- DO THIS:
Look at each line of the records and count those with "true" in them. Please answer with the count alone.

- Collected data entries:
--------------------------------------------------

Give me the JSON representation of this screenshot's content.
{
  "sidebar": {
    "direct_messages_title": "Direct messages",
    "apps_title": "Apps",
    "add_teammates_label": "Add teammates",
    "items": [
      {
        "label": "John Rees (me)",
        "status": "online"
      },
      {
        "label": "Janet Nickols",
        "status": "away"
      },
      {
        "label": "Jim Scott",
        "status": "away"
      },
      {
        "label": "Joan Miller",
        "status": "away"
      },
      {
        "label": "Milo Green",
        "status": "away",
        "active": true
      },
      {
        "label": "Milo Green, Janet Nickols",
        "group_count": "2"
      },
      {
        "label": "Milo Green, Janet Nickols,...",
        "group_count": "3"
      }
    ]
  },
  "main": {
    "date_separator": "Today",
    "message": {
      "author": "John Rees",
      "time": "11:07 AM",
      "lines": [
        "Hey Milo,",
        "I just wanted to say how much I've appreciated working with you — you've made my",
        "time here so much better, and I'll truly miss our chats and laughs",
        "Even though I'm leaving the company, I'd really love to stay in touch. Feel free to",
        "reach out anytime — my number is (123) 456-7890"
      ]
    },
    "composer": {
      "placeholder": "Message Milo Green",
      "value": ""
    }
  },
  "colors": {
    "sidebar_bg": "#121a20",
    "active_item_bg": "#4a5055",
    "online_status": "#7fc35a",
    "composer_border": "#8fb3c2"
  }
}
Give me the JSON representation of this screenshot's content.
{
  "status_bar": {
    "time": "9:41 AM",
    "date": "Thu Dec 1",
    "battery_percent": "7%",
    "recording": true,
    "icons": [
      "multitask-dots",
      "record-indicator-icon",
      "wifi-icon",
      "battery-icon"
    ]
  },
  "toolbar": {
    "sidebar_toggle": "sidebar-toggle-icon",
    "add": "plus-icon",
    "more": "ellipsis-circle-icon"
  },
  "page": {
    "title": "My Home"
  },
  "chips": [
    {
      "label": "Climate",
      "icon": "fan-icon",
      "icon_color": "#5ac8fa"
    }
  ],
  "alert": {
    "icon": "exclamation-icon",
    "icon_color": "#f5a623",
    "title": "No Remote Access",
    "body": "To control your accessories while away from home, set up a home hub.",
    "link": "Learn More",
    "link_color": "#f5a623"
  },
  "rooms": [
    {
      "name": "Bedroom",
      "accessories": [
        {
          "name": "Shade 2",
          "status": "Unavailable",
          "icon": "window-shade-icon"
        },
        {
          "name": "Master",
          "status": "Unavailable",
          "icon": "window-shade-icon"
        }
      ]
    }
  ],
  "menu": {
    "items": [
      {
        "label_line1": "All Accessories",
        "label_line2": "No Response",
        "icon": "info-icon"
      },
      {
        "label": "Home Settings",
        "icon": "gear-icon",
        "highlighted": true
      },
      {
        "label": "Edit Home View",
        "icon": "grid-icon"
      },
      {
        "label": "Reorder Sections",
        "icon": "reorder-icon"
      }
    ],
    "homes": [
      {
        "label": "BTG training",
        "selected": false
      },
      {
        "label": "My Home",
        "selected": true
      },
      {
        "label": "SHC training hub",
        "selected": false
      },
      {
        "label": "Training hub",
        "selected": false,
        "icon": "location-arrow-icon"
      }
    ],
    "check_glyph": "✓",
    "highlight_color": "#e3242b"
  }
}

--------------------------------------------------

- FULL OUTPUT:
4